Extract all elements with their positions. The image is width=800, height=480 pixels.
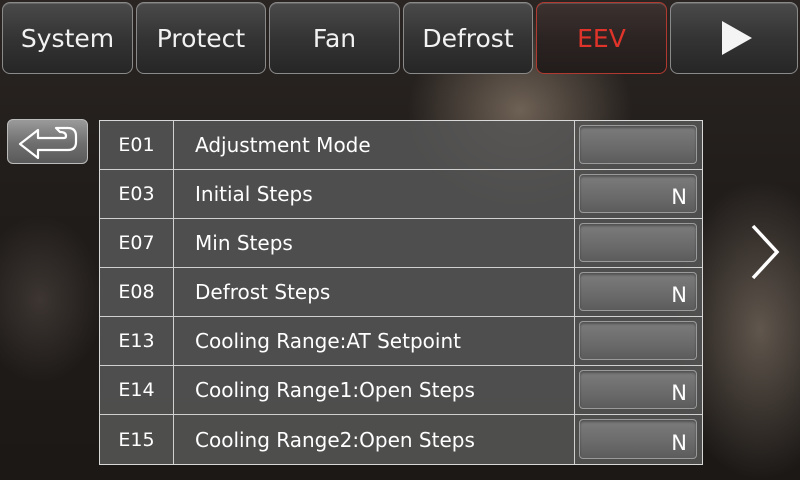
param-code: E03	[100, 170, 174, 218]
param-value-cell	[575, 317, 702, 365]
param-code: E14	[100, 366, 174, 414]
table-row: E14 Cooling Range1:Open Steps N	[100, 366, 702, 415]
play-icon	[722, 21, 752, 55]
tab-defrost[interactable]: Defrost	[403, 2, 533, 74]
parameter-table: E01 Adjustment Mode E03 Initial Steps N …	[99, 120, 703, 465]
tab-system[interactable]: System	[2, 2, 133, 74]
param-name: Min Steps	[174, 219, 575, 267]
param-name: Defrost Steps	[174, 268, 575, 316]
param-value-button[interactable]: N	[579, 370, 697, 409]
table-row: E15 Cooling Range2:Open Steps N	[100, 415, 702, 464]
tab-eev[interactable]: EEV	[536, 2, 667, 74]
table-row: E08 Defrost Steps N	[100, 268, 702, 317]
tab-label: Fan	[312, 23, 357, 53]
back-arrow-icon	[18, 126, 77, 159]
param-code: E13	[100, 317, 174, 365]
tab-bar: System Protect Fan Defrost EEV	[0, 0, 800, 78]
param-value-button[interactable]	[579, 125, 697, 164]
back-button[interactable]	[7, 119, 88, 164]
param-value-button[interactable]: N	[579, 174, 697, 213]
param-code: E01	[100, 121, 174, 169]
param-value-cell	[575, 219, 702, 267]
param-code: E07	[100, 219, 174, 267]
tab-label: EEV	[577, 23, 626, 53]
param-value-cell	[575, 121, 702, 169]
tab-label: Defrost	[422, 23, 514, 53]
param-code: E08	[100, 268, 174, 316]
chevron-right-icon[interactable]	[745, 222, 785, 282]
param-name: Cooling Range1:Open Steps	[174, 366, 575, 414]
table-row: E07 Min Steps	[100, 219, 702, 268]
param-value-button[interactable]	[579, 223, 697, 262]
param-value-button[interactable]: N	[579, 272, 697, 311]
table-row: E03 Initial Steps N	[100, 170, 702, 219]
tab-protect[interactable]: Protect	[136, 2, 266, 74]
tab-fan[interactable]: Fan	[269, 2, 400, 74]
param-code: E15	[100, 415, 174, 464]
param-name: Cooling Range2:Open Steps	[174, 415, 575, 464]
tab-label: System	[20, 23, 115, 53]
param-value-cell: N	[575, 415, 702, 464]
param-value-cell: N	[575, 170, 702, 218]
param-value-button[interactable]	[579, 321, 697, 360]
param-value-button[interactable]: N	[579, 419, 697, 459]
table-row: E01 Adjustment Mode	[100, 121, 702, 170]
param-name: Cooling Range:AT Setpoint	[174, 317, 575, 365]
param-name: Adjustment Mode	[174, 121, 575, 169]
param-value-cell: N	[575, 366, 702, 414]
tab-label: Protect	[156, 23, 246, 53]
param-value-cell: N	[575, 268, 702, 316]
param-name: Initial Steps	[174, 170, 575, 218]
next-tabs-button[interactable]	[670, 2, 798, 74]
table-row: E13 Cooling Range:AT Setpoint	[100, 317, 702, 366]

▶ _EXERCISE REQUIREMENTS_
Transcribe every line of the item above without changing anything, and leave out the picture.

▶ _EXPECTED ANSWER_
Extract all elements with their positions. The image is width=800, height=480 pixels.
param-code: E03	[100, 170, 174, 218]
param-value-cell	[575, 317, 702, 365]
param-code: E14	[100, 366, 174, 414]
table-row: E14 Cooling Range1:Open Steps N	[100, 366, 702, 415]
play-icon	[722, 21, 752, 55]
tab-defrost[interactable]: Defrost	[403, 2, 533, 74]
parameter-table: E01 Adjustment Mode E03 Initial Steps N …	[99, 120, 703, 465]
tab-system[interactable]: System	[2, 2, 133, 74]
param-name: Min Steps	[174, 219, 575, 267]
param-name: Defrost Steps	[174, 268, 575, 316]
param-value-button[interactable]: N	[579, 370, 697, 409]
table-row: E15 Cooling Range2:Open Steps N	[100, 415, 702, 464]
tab-eev[interactable]: EEV	[536, 2, 667, 74]
table-row: E08 Defrost Steps N	[100, 268, 702, 317]
tab-label: Fan	[312, 23, 357, 53]
back-arrow-icon	[18, 126, 77, 159]
param-code: E13	[100, 317, 174, 365]
tab-bar: System Protect Fan Defrost EEV	[0, 0, 800, 78]
param-value-button[interactable]	[579, 125, 697, 164]
back-button[interactable]	[7, 119, 88, 164]
param-value-button[interactable]: N	[579, 174, 697, 213]
param-code: E01	[100, 121, 174, 169]
param-value-cell	[575, 219, 702, 267]
param-code: E07	[100, 219, 174, 267]
tab-label: EEV	[577, 23, 626, 53]
param-value-cell	[575, 121, 702, 169]
tab-label: Defrost	[422, 23, 514, 53]
param-code: E08	[100, 268, 174, 316]
chevron-right-icon[interactable]	[745, 222, 785, 282]
param-name: Cooling Range1:Open Steps	[174, 366, 575, 414]
table-row: E07 Min Steps	[100, 219, 702, 268]
param-value-button[interactable]	[579, 223, 697, 262]
param-value-button[interactable]: N	[579, 272, 697, 311]
table-row: E03 Initial Steps N	[100, 170, 702, 219]
tab-protect[interactable]: Protect	[136, 2, 266, 74]
tab-fan[interactable]: Fan	[269, 2, 400, 74]
param-code: E15	[100, 415, 174, 464]
param-name: Cooling Range2:Open Steps	[174, 415, 575, 464]
tab-label: System	[20, 23, 115, 53]
param-value-cell: N	[575, 415, 702, 464]
param-value-cell: N	[575, 170, 702, 218]
param-value-button[interactable]	[579, 321, 697, 360]
param-value-button[interactable]: N	[579, 419, 697, 459]
table-row: E01 Adjustment Mode	[100, 121, 702, 170]
param-name: Cooling Range:AT Setpoint	[174, 317, 575, 365]
param-name: Adjustment Mode	[174, 121, 575, 169]
param-value-cell: N	[575, 366, 702, 414]
tab-label: Protect	[156, 23, 246, 53]
param-value-cell: N	[575, 268, 702, 316]
param-name: Initial Steps	[174, 170, 575, 218]
next-tabs-button[interactable]	[670, 2, 798, 74]
table-row: E13 Cooling Range:AT Setpoint	[100, 317, 702, 366]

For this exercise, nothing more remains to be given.